--- Start Extracted information ---
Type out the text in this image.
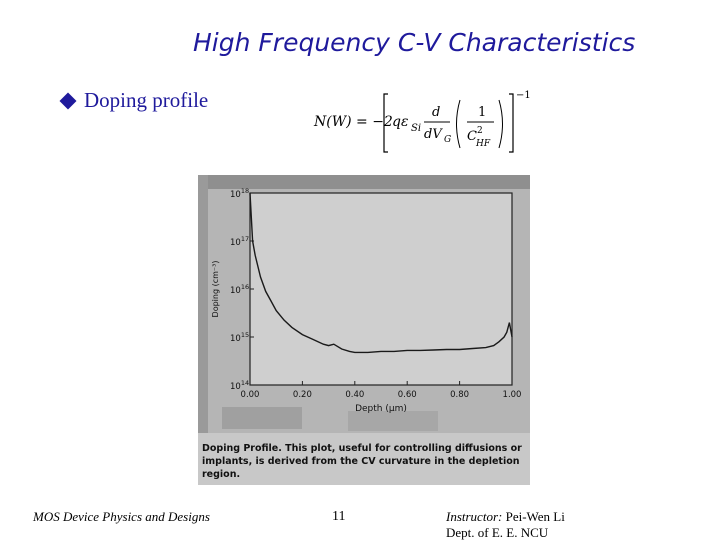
High Frequency C-V Characteristics
Doping profile
N(W) = −2 qε Si
d
dV G
1
C 2
HF
−1
0.00	0.20	0.40	0.60	0.80	1.00
$10^{14}$
$10^{15}$
$10^{16}$
$10^{17}$
$10^{18}$
Depth (µm)
Doping (cm⁻³)
Doping Profile. This plot, useful for controlling diffusions or
implants, is derived from the CV curvature in the depletion
region.
MOS Device Physics and Designs	11	Instructor: Pei-Wen Li
Dept. of E. E. NCU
--- End Extracted information ---
Using the records above, copy every line that has the word "Doping" in it.

Doping profile
Doping (cm⁻³)
Doping Profile. This plot, useful for controlling diffusions or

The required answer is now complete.